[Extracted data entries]
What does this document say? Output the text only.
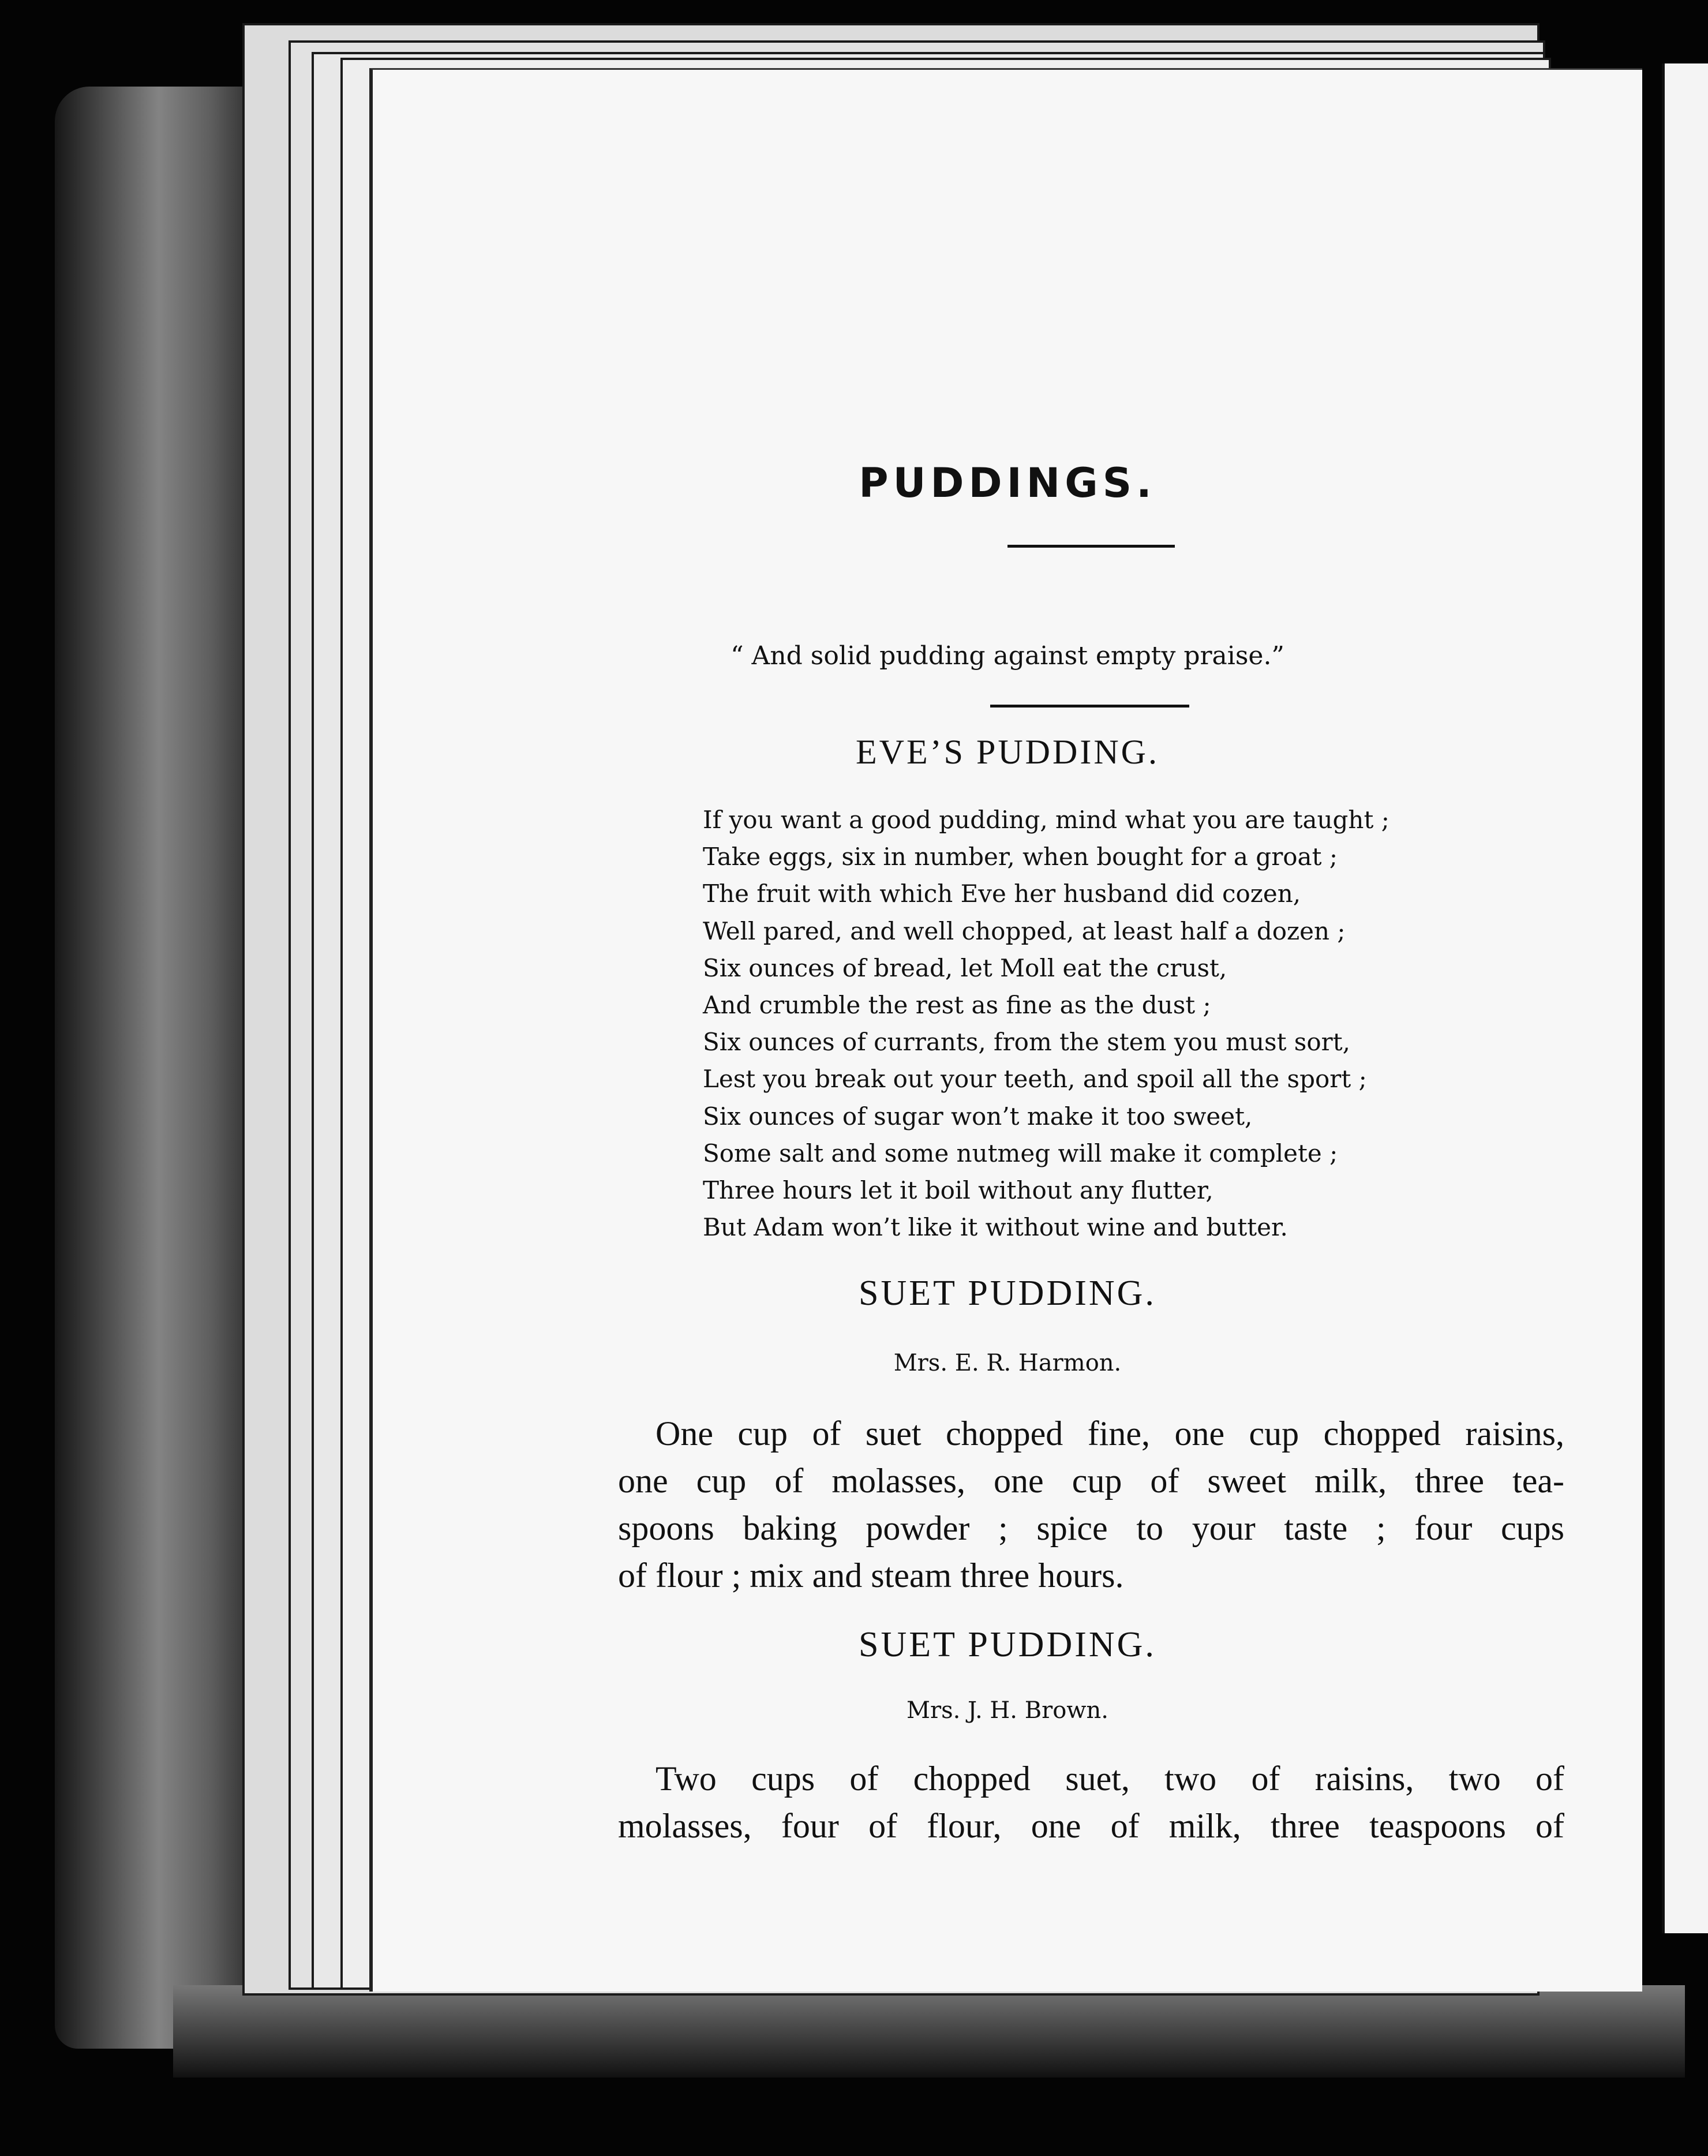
PUDDINGS.
“ And solid pudding against empty praise.”
EVE’S PUDDING.
If you want a good pudding, mind what you are taught ;
Take eggs, six in number, when bought for a groat ;
The fruit with which Eve her husband did cozen,
Well pared, and well chopped, at least half a dozen ;
Six ounces of bread, let Moll eat the crust,
And crumble the rest as fine as the dust ;
Six ounces of currants, from the stem you must sort,
Lest you break out your teeth, and spoil all the sport ;
Six ounces of sugar won’t make it too sweet,
Some salt and some nutmeg will make it complete ;
Three hours let it boil without any flutter,
But Adam won’t like it without wine and butter.
SUET PUDDING.
Mrs. E. R. Harmon.
One cup of suet chopped fine, one cup chopped raisins,
one cup of molasses, one cup of sweet milk, three tea-
spoons baking powder ; spice to your taste ; four cups
of flour ; mix and steam three hours.
SUET PUDDING.
Mrs. J. H. Brown.
Two cups of chopped suet, two of raisins, two of
molasses, four of flour, one of milk, three teaspoons of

REQUEST: Pull out all lines of the data with the string "molasses".

EXPECTED ANSWER:
one cup of molasses, one cup of sweet milk, three tea-
molasses, four of flour, one of milk, three teaspoons of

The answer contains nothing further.